#### THE RECORDS

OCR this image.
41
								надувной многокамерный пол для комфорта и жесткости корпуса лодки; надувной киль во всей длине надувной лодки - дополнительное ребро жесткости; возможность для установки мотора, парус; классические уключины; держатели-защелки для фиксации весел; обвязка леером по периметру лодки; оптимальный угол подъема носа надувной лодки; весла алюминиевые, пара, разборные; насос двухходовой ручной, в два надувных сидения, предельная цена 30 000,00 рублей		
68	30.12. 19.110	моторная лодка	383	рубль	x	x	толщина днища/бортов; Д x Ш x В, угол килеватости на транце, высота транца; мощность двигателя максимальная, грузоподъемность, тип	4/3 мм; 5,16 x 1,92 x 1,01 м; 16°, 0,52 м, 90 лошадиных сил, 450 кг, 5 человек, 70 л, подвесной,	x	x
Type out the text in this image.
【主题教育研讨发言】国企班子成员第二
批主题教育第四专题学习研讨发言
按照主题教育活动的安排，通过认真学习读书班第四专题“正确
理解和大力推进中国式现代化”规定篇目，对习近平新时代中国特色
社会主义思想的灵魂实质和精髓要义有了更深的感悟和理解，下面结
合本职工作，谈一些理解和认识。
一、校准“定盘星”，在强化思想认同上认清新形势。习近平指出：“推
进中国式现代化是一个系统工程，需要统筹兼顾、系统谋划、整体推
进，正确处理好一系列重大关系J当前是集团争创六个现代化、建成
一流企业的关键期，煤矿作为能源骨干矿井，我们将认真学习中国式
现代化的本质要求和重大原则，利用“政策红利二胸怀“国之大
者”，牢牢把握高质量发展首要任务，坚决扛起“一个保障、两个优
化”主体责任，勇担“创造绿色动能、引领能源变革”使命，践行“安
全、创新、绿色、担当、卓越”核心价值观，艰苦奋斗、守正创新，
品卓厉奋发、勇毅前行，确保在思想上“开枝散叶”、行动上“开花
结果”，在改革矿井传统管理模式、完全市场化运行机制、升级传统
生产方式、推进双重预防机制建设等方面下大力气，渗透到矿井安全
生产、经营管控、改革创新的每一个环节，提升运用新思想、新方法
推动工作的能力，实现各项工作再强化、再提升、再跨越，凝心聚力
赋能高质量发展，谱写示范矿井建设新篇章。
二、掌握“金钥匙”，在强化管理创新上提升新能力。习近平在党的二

########

**PROMPT**
Establish how many lines of the material above hold the word "this". Nothing but the count should be returned.

**ANSWER TO THE TASK**
2